## [DIRECTIONS FOR THIS TASK]
Reproduce each line exactly.

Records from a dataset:
[start]
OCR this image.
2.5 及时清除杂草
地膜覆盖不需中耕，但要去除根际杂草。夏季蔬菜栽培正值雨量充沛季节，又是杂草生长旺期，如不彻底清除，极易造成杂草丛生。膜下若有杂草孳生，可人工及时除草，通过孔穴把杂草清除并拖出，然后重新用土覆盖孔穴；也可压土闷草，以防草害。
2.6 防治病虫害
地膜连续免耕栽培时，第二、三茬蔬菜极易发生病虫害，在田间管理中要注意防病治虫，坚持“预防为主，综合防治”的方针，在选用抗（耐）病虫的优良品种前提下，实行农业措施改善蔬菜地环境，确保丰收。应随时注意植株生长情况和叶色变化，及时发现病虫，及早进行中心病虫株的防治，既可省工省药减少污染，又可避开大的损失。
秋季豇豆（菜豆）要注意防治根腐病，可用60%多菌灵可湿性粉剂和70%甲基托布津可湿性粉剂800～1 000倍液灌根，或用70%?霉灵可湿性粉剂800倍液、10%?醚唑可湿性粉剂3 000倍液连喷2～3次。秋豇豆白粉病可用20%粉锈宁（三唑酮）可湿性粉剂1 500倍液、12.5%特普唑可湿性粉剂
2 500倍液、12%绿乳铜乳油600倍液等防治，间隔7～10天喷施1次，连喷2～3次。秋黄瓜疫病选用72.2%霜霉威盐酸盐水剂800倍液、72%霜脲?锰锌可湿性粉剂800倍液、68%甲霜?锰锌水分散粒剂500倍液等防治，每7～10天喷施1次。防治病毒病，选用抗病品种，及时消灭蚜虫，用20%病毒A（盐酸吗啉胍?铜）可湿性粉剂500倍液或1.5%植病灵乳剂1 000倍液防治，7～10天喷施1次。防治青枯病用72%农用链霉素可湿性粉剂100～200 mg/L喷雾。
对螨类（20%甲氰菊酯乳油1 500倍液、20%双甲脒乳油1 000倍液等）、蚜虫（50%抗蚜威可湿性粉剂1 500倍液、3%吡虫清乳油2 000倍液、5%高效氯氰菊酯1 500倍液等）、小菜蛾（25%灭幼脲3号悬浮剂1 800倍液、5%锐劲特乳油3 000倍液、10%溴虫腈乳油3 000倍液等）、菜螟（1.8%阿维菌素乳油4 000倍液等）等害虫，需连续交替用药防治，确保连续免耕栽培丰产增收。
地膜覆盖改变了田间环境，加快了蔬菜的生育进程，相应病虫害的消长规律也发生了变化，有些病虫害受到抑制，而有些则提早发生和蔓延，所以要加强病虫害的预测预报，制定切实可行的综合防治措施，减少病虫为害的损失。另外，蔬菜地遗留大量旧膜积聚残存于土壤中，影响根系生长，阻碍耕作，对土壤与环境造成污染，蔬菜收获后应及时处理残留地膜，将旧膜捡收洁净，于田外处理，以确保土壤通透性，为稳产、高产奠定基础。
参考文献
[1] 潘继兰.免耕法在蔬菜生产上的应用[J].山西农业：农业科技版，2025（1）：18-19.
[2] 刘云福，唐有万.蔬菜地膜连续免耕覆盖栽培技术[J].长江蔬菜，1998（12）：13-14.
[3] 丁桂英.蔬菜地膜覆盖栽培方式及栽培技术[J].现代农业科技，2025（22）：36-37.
[end]
## [WRITTEN ANSWER]
OCR this image.
2.5 及时清除杂草
地膜覆盖不需中耕，但要去除根际杂草。夏季蔬菜栽培正值雨量充沛季节，又是杂草生长旺期，如不彻底清除，极易造成杂草丛生。膜下若有杂草孳生，可人工及时除草，通过孔穴把杂草清除并拖出，然后重新用土覆盖孔穴；也可压土闷草，以防草害。
2.6 防治病虫害
地膜连续免耕栽培时，第二、三茬蔬菜极易发生病虫害，在田间管理中要注意防病治虫，坚持“预防为主，综合防治”的方针，在选用抗（耐）病虫的优良品种前提下，实行农业措施改善蔬菜地环境，确保丰收。应随时注意植株生长情况和叶色变化，及时发现病虫，及早进行中心病虫株的防治，既可省工省药减少污染，又可避开大的损失。
秋季豇豆（菜豆）要注意防治根腐病，可用60%多菌灵可湿性粉剂和70%甲基托布津可湿性粉剂800～1 000倍液灌根，或用70%?霉灵可湿性粉剂800倍液、10%?醚唑可湿性粉剂3 000倍液连喷2～3次。秋豇豆白粉病可用20%粉锈宁（三唑酮）可湿性粉剂1 500倍液、12.5%特普唑可湿性粉剂
2 500倍液、12%绿乳铜乳油600倍液等防治，间隔7～10天喷施1次，连喷2～3次。秋黄瓜疫病选用72.2%霜霉威盐酸盐水剂800倍液、72%霜脲?锰锌可湿性粉剂800倍液、68%甲霜?锰锌水分散粒剂500倍液等防治，每7～10天喷施1次。防治病毒病，选用抗病品种，及时消灭蚜虫，用20%病毒A（盐酸吗啉胍?铜）可湿性粉剂500倍液或1.5%植病灵乳剂1 000倍液防治，7～10天喷施1次。防治青枯病用72%农用链霉素可湿性粉剂100～200 mg/L喷雾。
对螨类（20%甲氰菊酯乳油1 500倍液、20%双甲脒乳油1 000倍液等）、蚜虫（50%抗蚜威可湿性粉剂1 500倍液、3%吡虫清乳油2 000倍液、5%高效氯氰菊酯1 500倍液等）、小菜蛾（25%灭幼脲3号悬浮剂1 800倍液、5%锐劲特乳油3 000倍液、10%溴虫腈乳油3 000倍液等）、菜螟（1.8%阿维菌素乳油4 000倍液等）等害虫，需连续交替用药防治，确保连续免耕栽培丰产增收。
地膜覆盖改变了田间环境，加快了蔬菜的生育进程，相应病虫害的消长规律也发生了变化，有些病虫害受到抑制，而有些则提早发生和蔓延，所以要加强病虫害的预测预报，制定切实可行的综合防治措施，减少病虫为害的损失。另外，蔬菜地遗留大量旧膜积聚残存于土壤中，影响根系生长，阻碍耕作，对土壤与环境造成污染，蔬菜收获后应及时处理残留地膜，将旧膜捡收洁净，于田外处理，以确保土壤通透性，为稳产、高产奠定基础。
参考文献
[1] 潘继兰.免耕法在蔬菜生产上的应用[J].山西农业：农业科技版，2025（1）：18-19.
[2] 刘云福，唐有万.蔬菜地膜连续免耕覆盖栽培技术[J].长江蔬菜，1998（12）：13-14.
[3] 丁桂英.蔬菜地膜覆盖栽培方式及栽培技术[J].现代农业科技，2025（22）：36-37.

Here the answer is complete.